## start RECORDS FOR THE TASK

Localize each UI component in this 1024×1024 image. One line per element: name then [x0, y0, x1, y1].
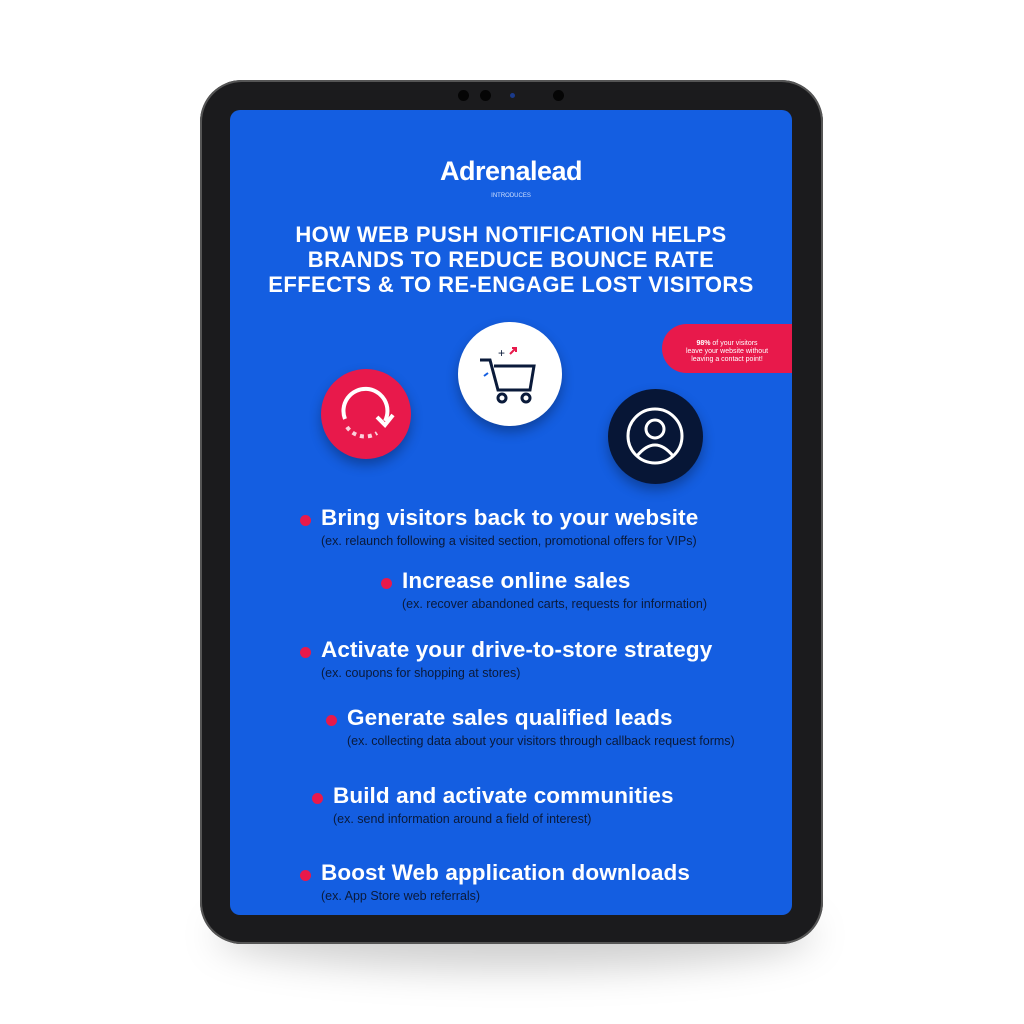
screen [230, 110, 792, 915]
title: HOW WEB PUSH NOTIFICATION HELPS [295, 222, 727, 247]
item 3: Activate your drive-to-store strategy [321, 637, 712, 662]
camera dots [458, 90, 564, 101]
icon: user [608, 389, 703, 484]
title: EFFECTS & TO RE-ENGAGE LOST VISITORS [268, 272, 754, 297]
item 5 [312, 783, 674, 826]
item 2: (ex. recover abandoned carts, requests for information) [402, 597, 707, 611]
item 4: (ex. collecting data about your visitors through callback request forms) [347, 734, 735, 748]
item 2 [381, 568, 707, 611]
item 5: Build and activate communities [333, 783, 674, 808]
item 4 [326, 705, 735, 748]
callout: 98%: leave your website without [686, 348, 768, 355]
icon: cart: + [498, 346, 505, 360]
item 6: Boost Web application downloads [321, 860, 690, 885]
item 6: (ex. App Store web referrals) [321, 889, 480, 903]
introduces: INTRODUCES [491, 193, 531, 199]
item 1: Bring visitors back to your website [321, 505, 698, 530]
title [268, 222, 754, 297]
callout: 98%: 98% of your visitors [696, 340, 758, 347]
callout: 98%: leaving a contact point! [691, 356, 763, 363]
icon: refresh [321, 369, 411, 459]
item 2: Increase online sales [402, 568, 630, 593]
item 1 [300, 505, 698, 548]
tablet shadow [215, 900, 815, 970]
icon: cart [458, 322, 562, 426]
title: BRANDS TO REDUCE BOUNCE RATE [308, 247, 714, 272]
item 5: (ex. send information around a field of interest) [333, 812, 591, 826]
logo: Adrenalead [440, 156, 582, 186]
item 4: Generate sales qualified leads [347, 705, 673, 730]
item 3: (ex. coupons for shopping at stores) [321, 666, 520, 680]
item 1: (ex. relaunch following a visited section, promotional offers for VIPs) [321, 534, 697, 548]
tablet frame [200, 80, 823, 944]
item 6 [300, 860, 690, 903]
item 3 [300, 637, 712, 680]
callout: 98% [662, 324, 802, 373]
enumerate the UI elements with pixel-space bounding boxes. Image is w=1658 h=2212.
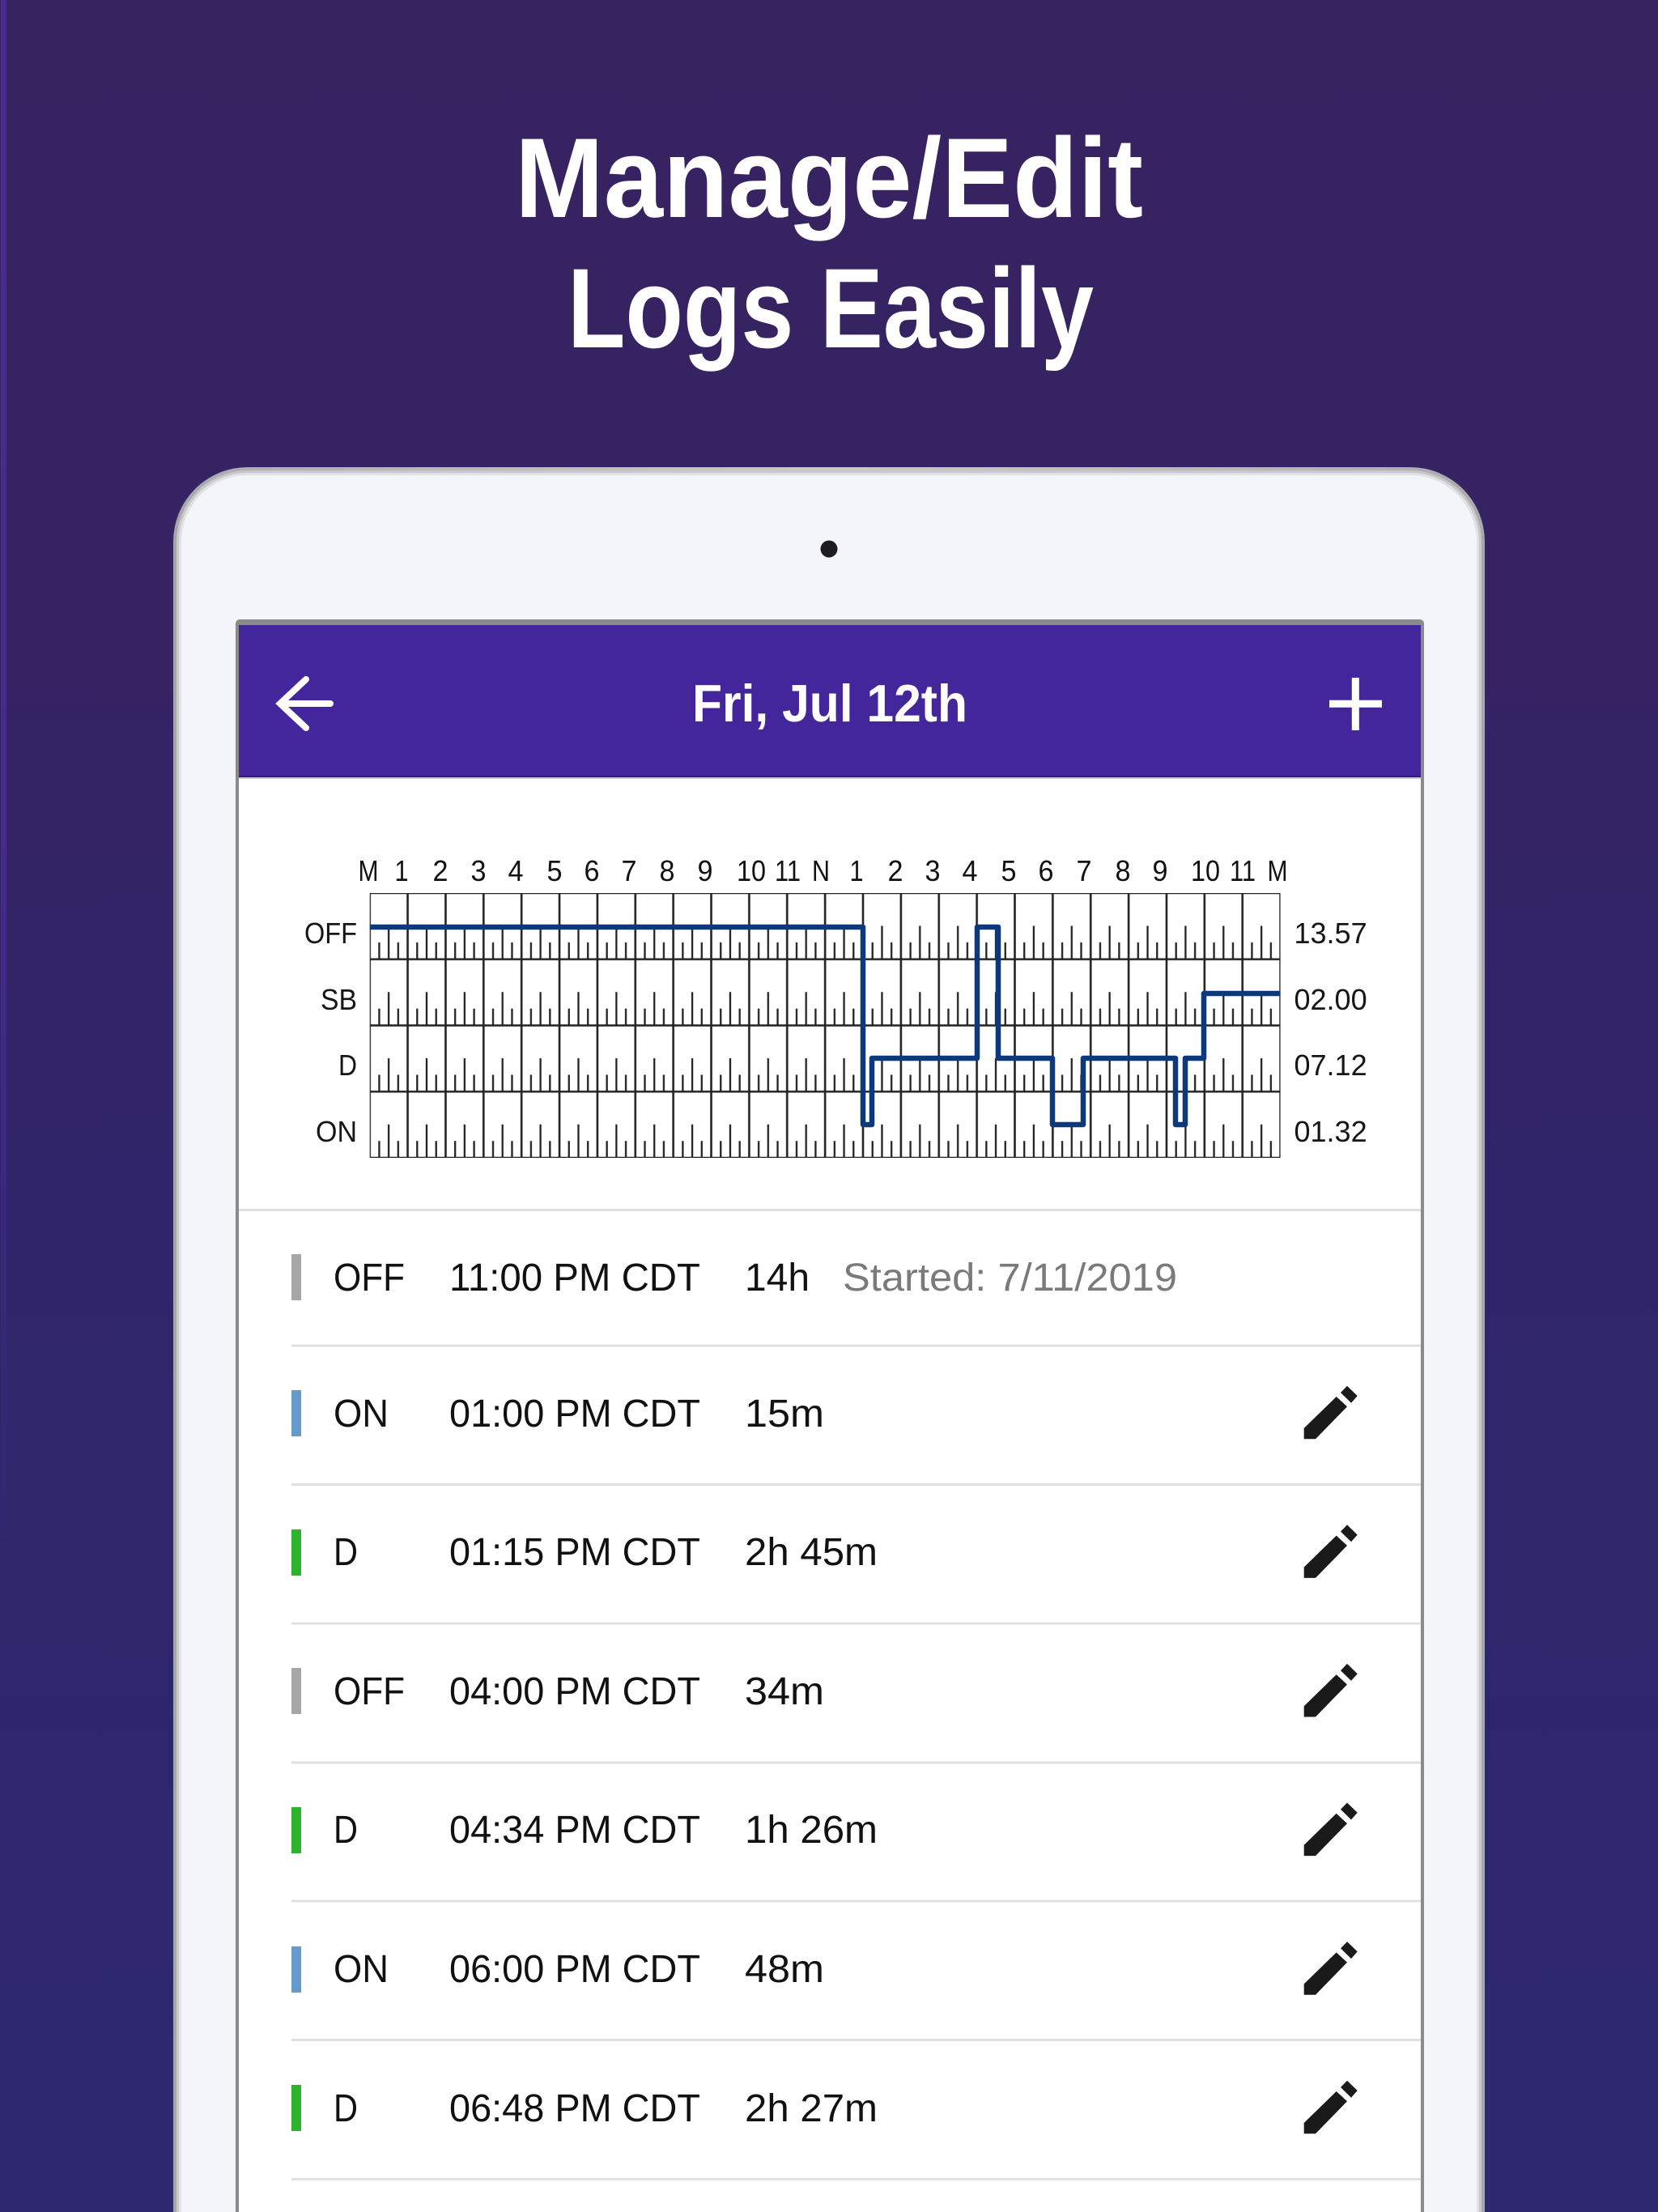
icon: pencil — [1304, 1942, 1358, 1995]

## end RECORDS FOR THE TASK

» TASK INSTRUCTIONS: Output the records above as a JSON list of strings with one string for each line. Skip blank lines and leave the pictures out.

» RESULT OF THIS TASK:
[
  "Localize each UI component in this 1024×1024 image. One line per element: name then [x0, y0, x1, y1].",
  "screen [230, 110, 792, 915]",
  "title: HOW WEB PUSH NOTIFICATION HELPS [295, 222, 727, 247]",
  "item 3: Activate your drive-to-store strategy [321, 637, 712, 662]",
  "camera dots [458, 90, 564, 101]",
  "icon: user [608, 389, 703, 484]",
  "title: EFFECTS & TO RE-ENGAGE LOST VISITORS [268, 272, 754, 297]",
  "item 5 [312, 783, 674, 826]",
  "item 2: (ex. recover abandoned carts, requests for information) [402, 597, 707, 611]",
  "item 4: (ex. collecting data about your visitors through callback request forms) [347, 734, 735, 748]",
  "item 2 [381, 568, 707, 611]",
  "item 5: Build and activate communities [333, 783, 674, 808]",
  "item 4 [326, 705, 735, 748]",
  "callout: 98%: leave your website without [686, 348, 768, 355]",
  "icon: cart: + [498, 346, 505, 360]",
  "item 6: Boost Web application downloads [321, 860, 690, 885]",
  "item 6: (ex. App Store web referrals) [321, 889, 480, 903]",
  "introduces: INTRODUCES [491, 193, 531, 199]",
  "item 1: Bring visitors back to your website [321, 505, 698, 530]",
  "title [268, 222, 754, 297]",
  "callout: 98%: 98% of your visitors [696, 340, 758, 347]",
  "callout: 98%: leaving a contact point! [691, 356, 763, 363]",
  "icon: refresh [321, 369, 411, 459]",
  "item 2: Increase online sales [402, 568, 630, 593]",
  "item 1 [300, 505, 698, 548]",
  "tablet shadow [215, 900, 815, 970]",
  "icon: cart [458, 322, 562, 426]",
  "title: BRANDS TO REDUCE BOUNCE RATE [308, 247, 714, 272]",
  "item 5: (ex. send information around a field of interest) [333, 812, 591, 826]",
  "logo: Adrenalead [440, 156, 582, 186]",
  "item 4: Generate sales qualified leads [347, 705, 673, 730]",
  "item 3: (ex. coupons for shopping at stores) [321, 666, 520, 680]",
  "item 1: (ex. relaunch following a visited section, promotional offers for VIPs) [321, 534, 697, 548]",
  "tablet frame [200, 80, 823, 944]",
  "item 6 [300, 860, 690, 903]",
  "item 3 [300, 637, 712, 680]",
  "callout: 98% [662, 324, 802, 373]",
  "enumerate the UI elements with pixel-space bounding boxes. Image is w=1658 h=2212.",
  "icon: pencil — [1304, 1942, 1358, 1995]"
]